#### Stored rows ####
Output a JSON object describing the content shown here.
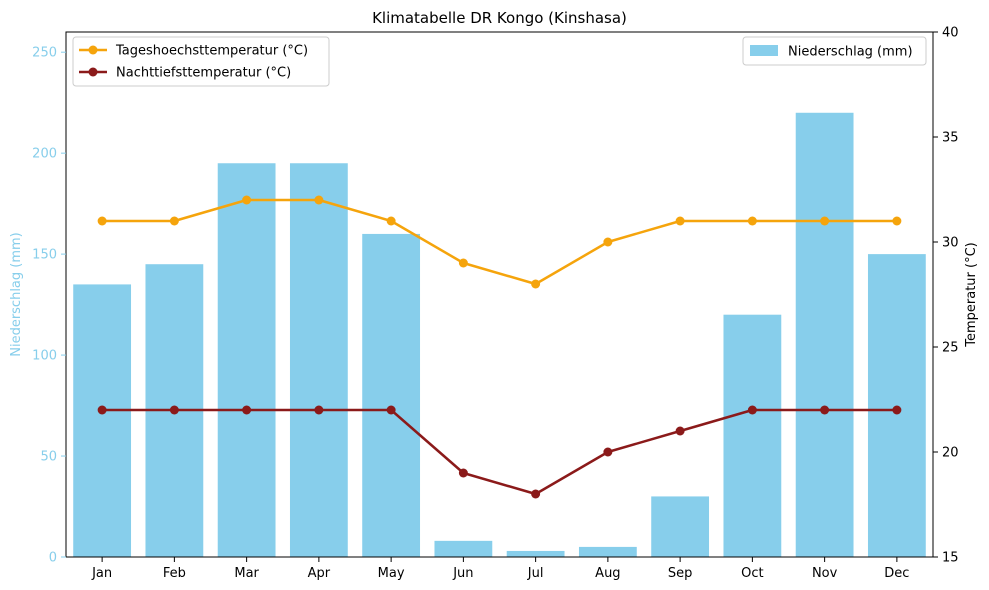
{
  "chart_data": {
    "type": "bar",
    "title": "Klimatabelle DR Kongo (Kinshasa)",
    "categories": [
      "Jan",
      "Feb",
      "Mar",
      "Apr",
      "May",
      "Jun",
      "Jul",
      "Aug",
      "Sep",
      "Oct",
      "Nov",
      "Dec"
    ],
    "left_axis": {
      "label": "Niederschlag (mm)",
      "ylim": [
        0,
        260
      ],
      "ticks": [
        0,
        50,
        100,
        150,
        200,
        250
      ],
      "color": "#87ceeb"
    },
    "right_axis": {
      "label": "Temperatur (°C)",
      "ylim": [
        15,
        40
      ],
      "ticks": [
        15,
        20,
        25,
        30,
        35,
        40
      ],
      "color": "#000000"
    },
    "bars": {
      "name": "Niederschlag (mm)",
      "color": "#87ceeb",
      "axis": "left",
      "values": [
        135,
        145,
        195,
        195,
        160,
        8,
        3,
        5,
        30,
        120,
        220,
        150
      ]
    },
    "series": [
      {
        "name": "Tageshoechsttemperatur (°C)",
        "color": "#f5a40c",
        "axis": "right",
        "values": [
          31,
          31,
          32,
          32,
          31,
          29,
          28,
          30,
          31,
          31,
          31,
          31
        ]
      },
      {
        "name": "Nachttiefsttemperatur (°C)",
        "color": "#8b1a1a",
        "axis": "right",
        "values": [
          22,
          22,
          22,
          22,
          22,
          19,
          18,
          20,
          21,
          22,
          22,
          22
        ]
      }
    ],
    "legend_lines_position": "top-left",
    "legend_bars_position": "top-right",
    "grid": false
  }
}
####
▶ **Task to carry out**
Only lines with "Niederschlag" are wanted here; list each of them.

▶ **Exercise solution**
      "label": "Niederschlag (mm)",
      "name": "Niederschlag (mm)",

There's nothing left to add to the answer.